** Recorded information **
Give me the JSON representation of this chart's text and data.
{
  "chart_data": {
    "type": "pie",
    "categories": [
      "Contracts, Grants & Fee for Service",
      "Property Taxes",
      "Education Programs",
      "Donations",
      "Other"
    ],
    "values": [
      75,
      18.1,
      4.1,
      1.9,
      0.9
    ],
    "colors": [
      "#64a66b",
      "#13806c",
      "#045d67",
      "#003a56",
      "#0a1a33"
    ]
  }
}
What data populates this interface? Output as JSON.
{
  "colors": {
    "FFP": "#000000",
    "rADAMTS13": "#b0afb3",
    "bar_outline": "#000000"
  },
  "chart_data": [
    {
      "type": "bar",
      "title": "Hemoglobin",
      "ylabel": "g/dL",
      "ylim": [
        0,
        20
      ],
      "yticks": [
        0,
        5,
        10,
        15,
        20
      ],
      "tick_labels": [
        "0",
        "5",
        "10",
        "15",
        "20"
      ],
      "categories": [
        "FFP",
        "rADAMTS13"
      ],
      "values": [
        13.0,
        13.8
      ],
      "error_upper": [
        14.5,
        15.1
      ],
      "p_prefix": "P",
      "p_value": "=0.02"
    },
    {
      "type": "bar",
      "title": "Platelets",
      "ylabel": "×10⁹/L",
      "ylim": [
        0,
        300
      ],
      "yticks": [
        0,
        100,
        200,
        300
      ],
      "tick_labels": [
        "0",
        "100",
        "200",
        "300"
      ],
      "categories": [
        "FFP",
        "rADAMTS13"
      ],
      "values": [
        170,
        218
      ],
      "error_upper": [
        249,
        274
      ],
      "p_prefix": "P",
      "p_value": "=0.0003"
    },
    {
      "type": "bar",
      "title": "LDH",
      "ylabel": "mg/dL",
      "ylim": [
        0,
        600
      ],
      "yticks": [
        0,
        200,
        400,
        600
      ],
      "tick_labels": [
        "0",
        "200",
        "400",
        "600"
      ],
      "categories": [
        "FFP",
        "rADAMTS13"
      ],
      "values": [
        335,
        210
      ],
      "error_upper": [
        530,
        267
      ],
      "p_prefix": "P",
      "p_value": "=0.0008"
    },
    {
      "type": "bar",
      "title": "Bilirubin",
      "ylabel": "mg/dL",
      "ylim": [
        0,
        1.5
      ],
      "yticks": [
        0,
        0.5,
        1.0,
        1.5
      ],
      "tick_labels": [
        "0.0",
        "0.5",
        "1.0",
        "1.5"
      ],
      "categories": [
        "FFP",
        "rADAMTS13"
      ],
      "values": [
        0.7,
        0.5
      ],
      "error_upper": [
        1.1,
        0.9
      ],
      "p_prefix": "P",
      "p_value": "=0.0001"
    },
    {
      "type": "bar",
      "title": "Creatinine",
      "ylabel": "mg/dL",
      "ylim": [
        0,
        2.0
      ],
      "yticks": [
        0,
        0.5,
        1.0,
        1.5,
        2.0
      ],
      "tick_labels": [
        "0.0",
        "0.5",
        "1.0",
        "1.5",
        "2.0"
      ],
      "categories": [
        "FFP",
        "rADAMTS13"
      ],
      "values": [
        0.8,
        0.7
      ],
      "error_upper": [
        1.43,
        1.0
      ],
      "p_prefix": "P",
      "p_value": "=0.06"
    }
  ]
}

** What is needed **
Repeat every entry exactly as written above.

** Solution **
Give me the JSON representation of this chart's text and data.
{
  "chart_data": {
    "type": "pie",
    "categories": [
      "Contracts, Grants & Fee for Service",
      "Property Taxes",
      "Education Programs",
      "Donations",
      "Other"
    ],
    "values": [
      75,
      18.1,
      4.1,
      1.9,
      0.9
    ],
    "colors": [
      "#64a66b",
      "#13806c",
      "#045d67",
      "#003a56",
      "#0a1a33"
    ]
  }
}
What data populates this interface? Output as JSON.
{
  "colors": {
    "FFP": "#000000",
    "rADAMTS13": "#b0afb3",
    "bar_outline": "#000000"
  },
  "chart_data": [
    {
      "type": "bar",
      "title": "Hemoglobin",
      "ylabel": "g/dL",
      "ylim": [
        0,
        20
      ],
      "yticks": [
        0,
        5,
        10,
        15,
        20
      ],
      "tick_labels": [
        "0",
        "5",
        "10",
        "15",
        "20"
      ],
      "categories": [
        "FFP",
        "rADAMTS13"
      ],
      "values": [
        13.0,
        13.8
      ],
      "error_upper": [
        14.5,
        15.1
      ],
      "p_prefix": "P",
      "p_value": "=0.02"
    },
    {
      "type": "bar",
      "title": "Platelets",
      "ylabel": "×10⁹/L",
      "ylim": [
        0,
        300
      ],
      "yticks": [
        0,
        100,
        200,
        300
      ],
      "tick_labels": [
        "0",
        "100",
        "200",
        "300"
      ],
      "categories": [
        "FFP",
        "rADAMTS13"
      ],
      "values": [
        170,
        218
      ],
      "error_upper": [
        249,
        274
      ],
      "p_prefix": "P",
      "p_value": "=0.0003"
    },
    {
      "type": "bar",
      "title": "LDH",
      "ylabel": "mg/dL",
      "ylim": [
        0,
        600
      ],
      "yticks": [
        0,
        200,
        400,
        600
      ],
      "tick_labels": [
        "0",
        "200",
        "400",
        "600"
      ],
      "categories": [
        "FFP",
        "rADAMTS13"
      ],
      "values": [
        335,
        210
      ],
      "error_upper": [
        530,
        267
      ],
      "p_prefix": "P",
      "p_value": "=0.0008"
    },
    {
      "type": "bar",
      "title": "Bilirubin",
      "ylabel": "mg/dL",
      "ylim": [
        0,
        1.5
      ],
      "yticks": [
        0,
        0.5,
        1.0,
        1.5
      ],
      "tick_labels": [
        "0.0",
        "0.5",
        "1.0",
        "1.5"
      ],
      "categories": [
        "FFP",
        "rADAMTS13"
      ],
      "values": [
        0.7,
        0.5
      ],
      "error_upper": [
        1.1,
        0.9
      ],
      "p_prefix": "P",
      "p_value": "=0.0001"
    },
    {
      "type": "bar",
      "title": "Creatinine",
      "ylabel": "mg/dL",
      "ylim": [
        0,
        2.0
      ],
      "yticks": [
        0,
        0.5,
        1.0,
        1.5,
        2.0
      ],
      "tick_labels": [
        "0.0",
        "0.5",
        "1.0",
        "1.5",
        "2.0"
      ],
      "categories": [
        "FFP",
        "rADAMTS13"
      ],
      "values": [
        0.8,
        0.7
      ],
      "error_upper": [
        1.43,
        1.0
      ],
      "p_prefix": "P",
      "p_value": "=0.06"
    }
  ]
}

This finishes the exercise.